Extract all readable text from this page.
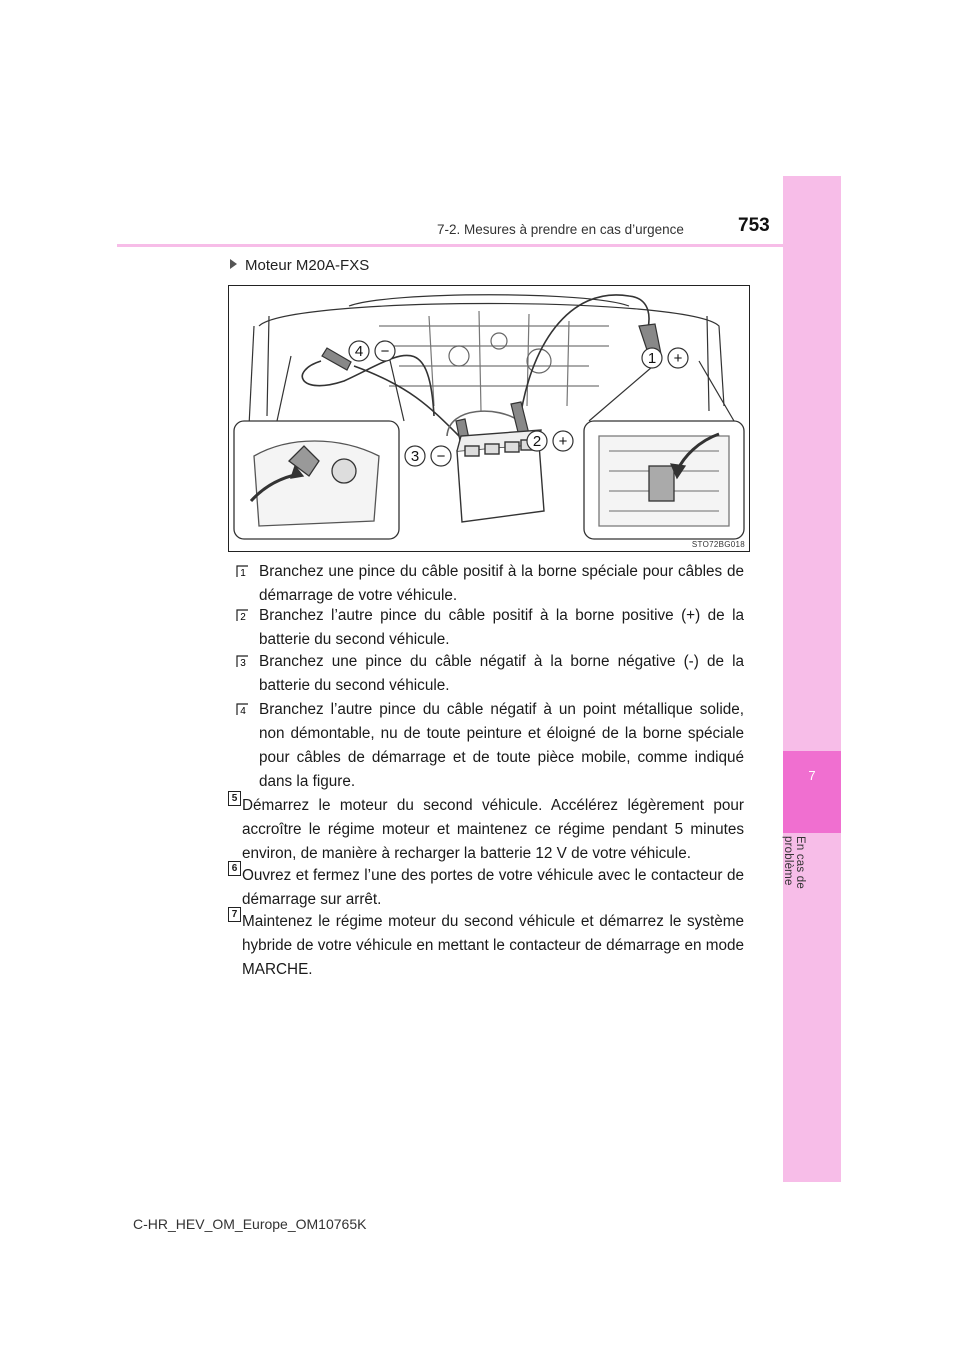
7
En cas de problème
7-2. Mesures à prendre en cas d’urgence	753
Moteur M20A-FXS
1 +
2 +
3 −
4 −
STO72BG018
1 Branchez une pince du câble positif à la borne spéciale pour câbles de démarrage de votre véhicule.
2 Branchez l’autre pince du câble positif à la borne positive (+) de la batterie du second véhicule.
3 Branchez une pince du câble négatif à la borne négative (-) de la batterie du second véhicule.
4 Branchez l’autre pince du câble négatif à un point métallique solide, non démontable, nu de toute peinture et éloigné de la borne spéciale pour câbles de démarrage et de toute pièce mobile, comme indiqué dans la figure.
5 Démarrez le moteur du second véhicule. Accélérez légèrement pour accroître le régime moteur et maintenez ce régime pendant 5 minutes environ, de manière à recharger la batterie 12 V de votre véhicule.
6 Ouvrez et fermez l’une des portes de votre véhicule avec le contacteur de démarrage sur arrêt.
7 Maintenez le régime moteur du second véhicule et démarrez le système hybride de votre véhicule en mettant le contacteur de démarrage en mode MARCHE.
C-HR_HEV_OM_Europe_OM10765K
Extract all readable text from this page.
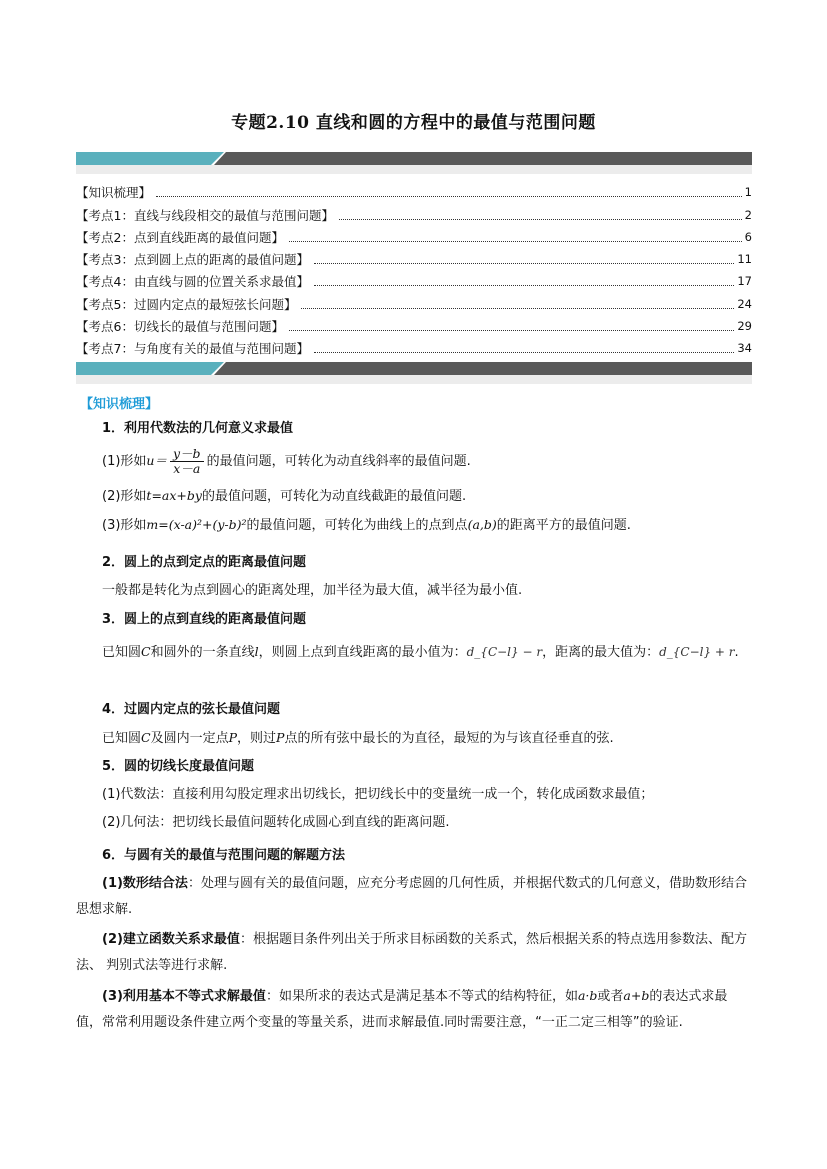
专题2.10 直线和圆的方程中的最值与范围问题
【知识梳理】	1
【考点1：直线与线段相交的最值与范围问题】	2
【考点2：点到直线距离的最值问题】	6
【考点3：点到圆上点的距离的最值问题】	11
【考点4：由直线与圆的位置关系求最值】	17
【考点5：过圆内定点的最短弦长问题】	24
【考点6：切线长的最值与范围问题】	29
【考点7：与角度有关的最值与范围问题】	34
【知识梳理】
1．利用代数法的几何意义求最值
(1)形如$u= \frac{y-b}{x-a}$ 的最值问题，可转化为动直线斜率的最值问题.
(2)形如t=ax+by的最值问题，可转化为动直线截距的最值问题.
(3)形如m=(x-a)²+(y-b)²的最值问题，可转化为曲线上的点到点(a,b)的距离平方的最值问题.
2．圆上的点到定点的距离最值问题
一般都是转化为点到圆心的距离处理，加半径为最大值，减半径为最小值.
3．圆上的点到直线的距离最值问题
已知圆C和圆外的一条直线l，则圆上点到直线距离的最小值为：d_{C−l} − r，距离的最大值为：d_{C−l} + r.
4．过圆内定点的弦长最值问题
已知圆C及圆内一定点P，则过P点的所有弦中最长的为直径，最短的为与该直径垂直的弦.
5．圆的切线长度最值问题
(1)代数法：直接利用勾股定理求出切线长，把切线长中的变量统一成一个，转化成函数求最值；
(2)几何法：把切线长最值问题转化成圆心到直线的距离问题.
6．与圆有关的最值与范围问题的解题方法
(1)数形结合法：处理与圆有关的最值问题，应充分考虑圆的几何性质，并根据代数式的几何意义，借助数形结合思想求解.
(2)建立函数关系求最值：根据题目条件列出关于所求目标函数的关系式，然后根据关系的特点选用参数法、配方法、 判别式法等进行求解.
(3)利用基本不等式求解最值：如果所求的表达式是满足基本不等式的结构特征，如a·b或者a+b的表达式求最值，常常利用题设条件建立两个变量的等量关系，进而求解最值.同时需要注意，“一正二定三相等”的验证.
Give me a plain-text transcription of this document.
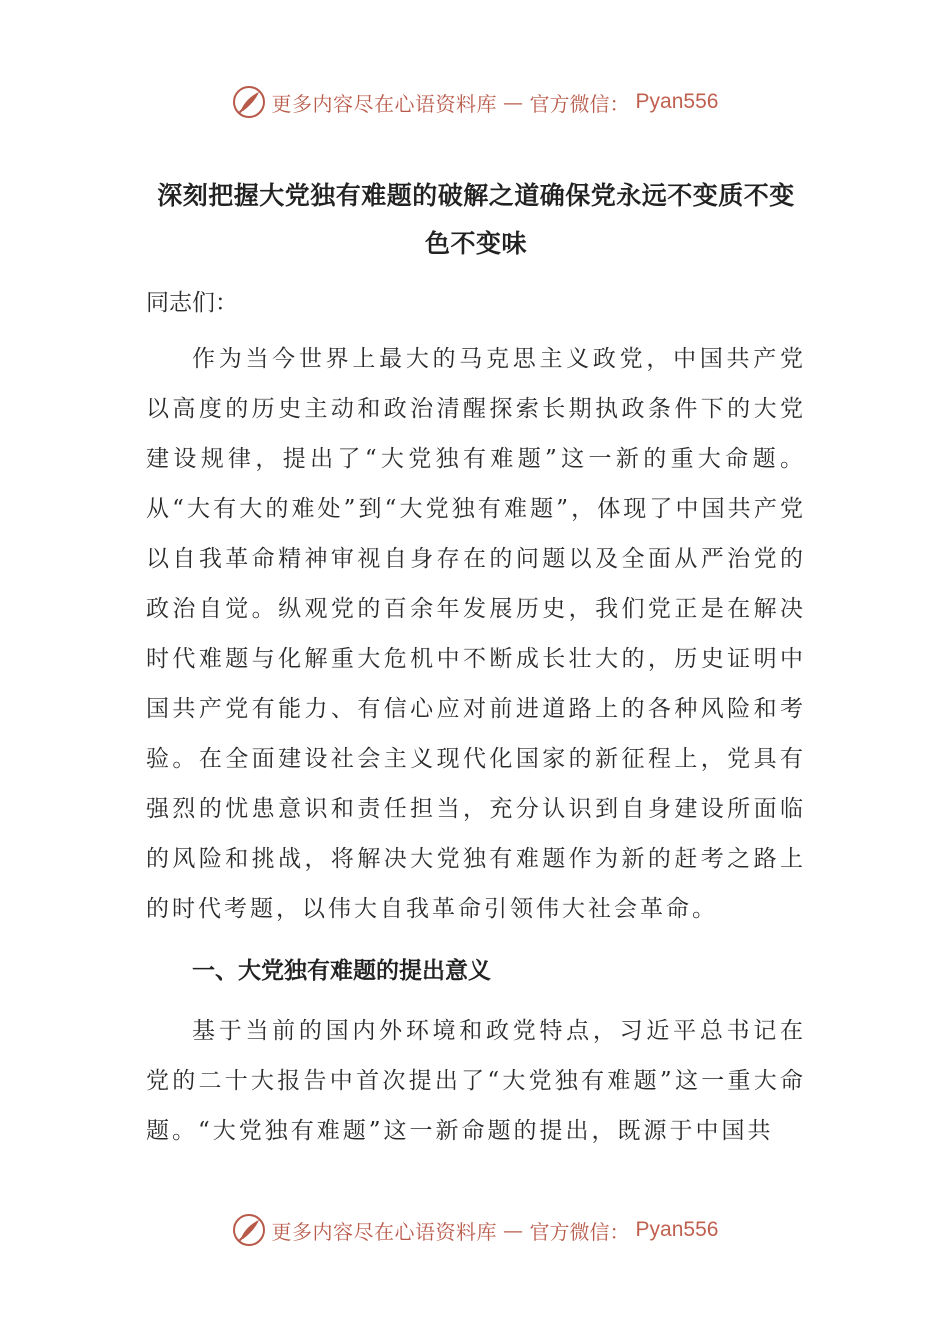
更多内容尽在心语资料库 — 官方微信： Pyan556
深刻把握大党独有难题的破解之道确保党永远不变质不变色不变味

同志们：

作为当今世界上最大的马克思主义政党，中国共产党以高度的历史主动和政治清醒探索长期执政条件下的大党建设规律，提出了“大党独有难题”这一新的重大命题。从“大有大的难处”到“大党独有难题”，体现了中国共产党以自我革命精神审视自身存在的问题以及全面从严治党的政治自觉。纵观党的百余年发展历史，我们党正是在解决时代难题与化解重大危机中不断成长壮大的，历史证明中国共产党有能力、有信心应对前进道路上的各种风险和考验。在全面建设社会主义现代化国家的新征程上，党具有强烈的忧患意识和责任担当，充分认识到自身建设所面临的风险和挑战，将解决大党独有难题作为新的赶考之路上的时代考题，以伟大自我革命引领伟大社会革命。

一、大党独有难题的提出意义

基于当前的国内外环境和政党特点，习近平总书记在党的二十大报告中首次提出了“大党独有难题”这一重大命题。“大党独有难题”这一新命题的提出，既源于中国共

更多内容尽在心语资料库 — 官方微信： Pyan556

---------------

* What to work on: Repeat each entry exactly. Pictures do not belong in the copy.

* Response:
Extract all readable text from this page.
7
En cas de problème
7-2. Mesures à prendre en cas d’urgence	753
Moteur M20A-FXS
1 +
2 +
3 −
4 −
STO72BG018
1 Branchez une pince du câble positif à la borne spéciale pour câbles de démarrage de votre véhicule.
2 Branchez l’autre pince du câble positif à la borne positive (+) de la batterie du second véhicule.
3 Branchez une pince du câble négatif à la borne négative (-) de la batterie du second véhicule.
4 Branchez l’autre pince du câble négatif à un point métallique solide, non démontable, nu de toute peinture et éloigné de la borne spéciale pour câbles de démarrage et de toute pièce mobile, comme indiqué dans la figure.
5 Démarrez le moteur du second véhicule. Accélérez légèrement pour accroître le régime moteur et maintenez ce régime pendant 5 minutes environ, de manière à recharger la batterie 12 V de votre véhicule.
6 Ouvrez et fermez l’une des portes de votre véhicule avec le contacteur de démarrage sur arrêt.
7 Maintenez le régime moteur du second véhicule et démarrez le système hybride de votre véhicule en mettant le contacteur de démarrage en mode MARCHE.
C-HR_HEV_OM_Europe_OM10765K
Extract all readable text from this page.
专题2.10 直线和圆的方程中的最值与范围问题
【知识梳理】	1
【考点1：直线与线段相交的最值与范围问题】	2
【考点2：点到直线距离的最值问题】	6
【考点3：点到圆上点的距离的最值问题】	11
【考点4：由直线与圆的位置关系求最值】	17
【考点5：过圆内定点的最短弦长问题】	24
【考点6：切线长的最值与范围问题】	29
【考点7：与角度有关的最值与范围问题】	34
【知识梳理】
1．利用代数法的几何意义求最值
(1)形如$u= \frac{y-b}{x-a}$ 的最值问题，可转化为动直线斜率的最值问题.
(2)形如t=ax+by的最值问题，可转化为动直线截距的最值问题.
(3)形如m=(x-a)²+(y-b)²的最值问题，可转化为曲线上的点到点(a,b)的距离平方的最值问题.
2．圆上的点到定点的距离最值问题
一般都是转化为点到圆心的距离处理，加半径为最大值，减半径为最小值.
3．圆上的点到直线的距离最值问题
已知圆C和圆外的一条直线l，则圆上点到直线距离的最小值为：d_{C−l} − r，距离的最大值为：d_{C−l} + r.
4．过圆内定点的弦长最值问题
已知圆C及圆内一定点P，则过P点的所有弦中最长的为直径，最短的为与该直径垂直的弦.
5．圆的切线长度最值问题
(1)代数法：直接利用勾股定理求出切线长，把切线长中的变量统一成一个，转化成函数求最值；
(2)几何法：把切线长最值问题转化成圆心到直线的距离问题.
6．与圆有关的最值与范围问题的解题方法
(1)数形结合法：处理与圆有关的最值问题，应充分考虑圆的几何性质，并根据代数式的几何意义，借助数形结合思想求解.
(2)建立函数关系求最值：根据题目条件列出关于所求目标函数的关系式，然后根据关系的特点选用参数法、配方法、 判别式法等进行求解.
(3)利用基本不等式求解最值：如果所求的表达式是满足基本不等式的结构特征，如a·b或者a+b的表达式求最值，常常利用题设条件建立两个变量的等量关系，进而求解最值.同时需要注意，“一正二定三相等”的验证.
Give me a plain-text transcription of this document.
更多内容尽在心语资料库 — 官方微信： Pyan556
深刻把握大党独有难题的破解之道确保党永远不变质不变色不变味

同志们：

作为当今世界上最大的马克思主义政党，中国共产党以高度的历史主动和政治清醒探索长期执政条件下的大党建设规律，提出了“大党独有难题”这一新的重大命题。从“大有大的难处”到“大党独有难题”，体现了中国共产党以自我革命精神审视自身存在的问题以及全面从严治党的政治自觉。纵观党的百余年发展历史，我们党正是在解决时代难题与化解重大危机中不断成长壮大的，历史证明中国共产党有能力、有信心应对前进道路上的各种风险和考验。在全面建设社会主义现代化国家的新征程上，党具有强烈的忧患意识和责任担当，充分认识到自身建设所面临的风险和挑战，将解决大党独有难题作为新的赶考之路上的时代考题，以伟大自我革命引领伟大社会革命。

一、大党独有难题的提出意义

基于当前的国内外环境和政党特点，习近平总书记在党的二十大报告中首次提出了“大党独有难题”这一重大命题。“大党独有难题”这一新命题的提出，既源于中国共

更多内容尽在心语资料库 — 官方微信： Pyan556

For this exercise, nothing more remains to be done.